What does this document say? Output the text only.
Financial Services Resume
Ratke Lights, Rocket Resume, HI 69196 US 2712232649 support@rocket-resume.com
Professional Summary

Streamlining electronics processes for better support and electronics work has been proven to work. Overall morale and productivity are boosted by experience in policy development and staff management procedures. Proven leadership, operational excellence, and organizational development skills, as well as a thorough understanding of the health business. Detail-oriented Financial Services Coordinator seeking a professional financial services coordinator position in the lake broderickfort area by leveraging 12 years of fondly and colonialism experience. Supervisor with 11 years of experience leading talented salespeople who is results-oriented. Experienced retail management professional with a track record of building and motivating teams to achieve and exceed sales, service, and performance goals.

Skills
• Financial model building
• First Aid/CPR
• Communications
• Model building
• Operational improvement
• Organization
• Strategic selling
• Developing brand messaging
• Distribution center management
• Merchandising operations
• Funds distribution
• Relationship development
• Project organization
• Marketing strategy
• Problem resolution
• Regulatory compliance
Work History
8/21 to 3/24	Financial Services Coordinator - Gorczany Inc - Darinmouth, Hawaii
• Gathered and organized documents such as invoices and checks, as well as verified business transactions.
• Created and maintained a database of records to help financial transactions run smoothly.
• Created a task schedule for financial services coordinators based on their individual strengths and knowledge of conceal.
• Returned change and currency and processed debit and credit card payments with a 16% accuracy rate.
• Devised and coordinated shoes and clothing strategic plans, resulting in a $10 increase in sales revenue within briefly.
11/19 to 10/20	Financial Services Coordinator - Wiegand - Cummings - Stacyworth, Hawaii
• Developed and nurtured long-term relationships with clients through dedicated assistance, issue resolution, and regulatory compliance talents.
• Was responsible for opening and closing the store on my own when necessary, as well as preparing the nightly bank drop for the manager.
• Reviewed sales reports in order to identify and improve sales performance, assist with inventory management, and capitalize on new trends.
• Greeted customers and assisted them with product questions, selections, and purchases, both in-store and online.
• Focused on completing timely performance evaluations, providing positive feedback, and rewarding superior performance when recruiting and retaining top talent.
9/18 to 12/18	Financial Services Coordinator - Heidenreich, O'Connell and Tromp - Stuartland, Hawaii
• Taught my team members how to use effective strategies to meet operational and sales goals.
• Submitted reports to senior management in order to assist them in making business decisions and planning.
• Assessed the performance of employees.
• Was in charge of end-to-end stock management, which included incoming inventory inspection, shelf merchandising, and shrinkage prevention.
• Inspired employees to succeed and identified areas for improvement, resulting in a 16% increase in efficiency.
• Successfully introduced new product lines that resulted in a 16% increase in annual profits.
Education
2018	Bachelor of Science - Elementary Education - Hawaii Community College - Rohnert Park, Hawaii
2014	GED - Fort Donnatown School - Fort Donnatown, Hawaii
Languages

Exercise instructions »
Copy out the data shown above without altering anything.

Response to the task »
What does this document say? Output the text only.
Financial Services Resume
Ratke Lights, Rocket Resume, HI 69196 US 2712232649 support@rocket-resume.com
Professional Summary

Streamlining electronics processes for better support and electronics work has been proven to work. Overall morale and productivity are boosted by experience in policy development and staff management procedures. Proven leadership, operational excellence, and organizational development skills, as well as a thorough understanding of the health business. Detail-oriented Financial Services Coordinator seeking a professional financial services coordinator position in the lake broderickfort area by leveraging 12 years of fondly and colonialism experience. Supervisor with 11 years of experience leading talented salespeople who is results-oriented. Experienced retail management professional with a track record of building and motivating teams to achieve and exceed sales, service, and performance goals.

Skills
• Financial model building
• First Aid/CPR
• Communications
• Model building
• Operational improvement
• Organization
• Strategic selling
• Developing brand messaging
• Distribution center management
• Merchandising operations
• Funds distribution
• Relationship development
• Project organization
• Marketing strategy
• Problem resolution
• Regulatory compliance
Work History
8/21 to 3/24	Financial Services Coordinator - Gorczany Inc - Darinmouth, Hawaii
• Gathered and organized documents such as invoices and checks, as well as verified business transactions.
• Created and maintained a database of records to help financial transactions run smoothly.
• Created a task schedule for financial services coordinators based on their individual strengths and knowledge of conceal.
• Returned change and currency and processed debit and credit card payments with a 16% accuracy rate.
• Devised and coordinated shoes and clothing strategic plans, resulting in a $10 increase in sales revenue within briefly.
11/19 to 10/20	Financial Services Coordinator - Wiegand - Cummings - Stacyworth, Hawaii
• Developed and nurtured long-term relationships with clients through dedicated assistance, issue resolution, and regulatory compliance talents.
• Was responsible for opening and closing the store on my own when necessary, as well as preparing the nightly bank drop for the manager.
• Reviewed sales reports in order to identify and improve sales performance, assist with inventory management, and capitalize on new trends.
• Greeted customers and assisted them with product questions, selections, and purchases, both in-store and online.
• Focused on completing timely performance evaluations, providing positive feedback, and rewarding superior performance when recruiting and retaining top talent.
9/18 to 12/18	Financial Services Coordinator - Heidenreich, O'Connell and Tromp - Stuartland, Hawaii
• Taught my team members how to use effective strategies to meet operational and sales goals.
• Submitted reports to senior management in order to assist them in making business decisions and planning.
• Assessed the performance of employees.
• Was in charge of end-to-end stock management, which included incoming inventory inspection, shelf merchandising, and shrinkage prevention.
• Inspired employees to succeed and identified areas for improvement, resulting in a 16% increase in efficiency.
• Successfully introduced new product lines that resulted in a 16% increase in annual profits.
Education
2018	Bachelor of Science - Elementary Education - Hawaii Community College - Rohnert Park, Hawaii
2014	GED - Fort Donnatown School - Fort Donnatown, Hawaii
Languages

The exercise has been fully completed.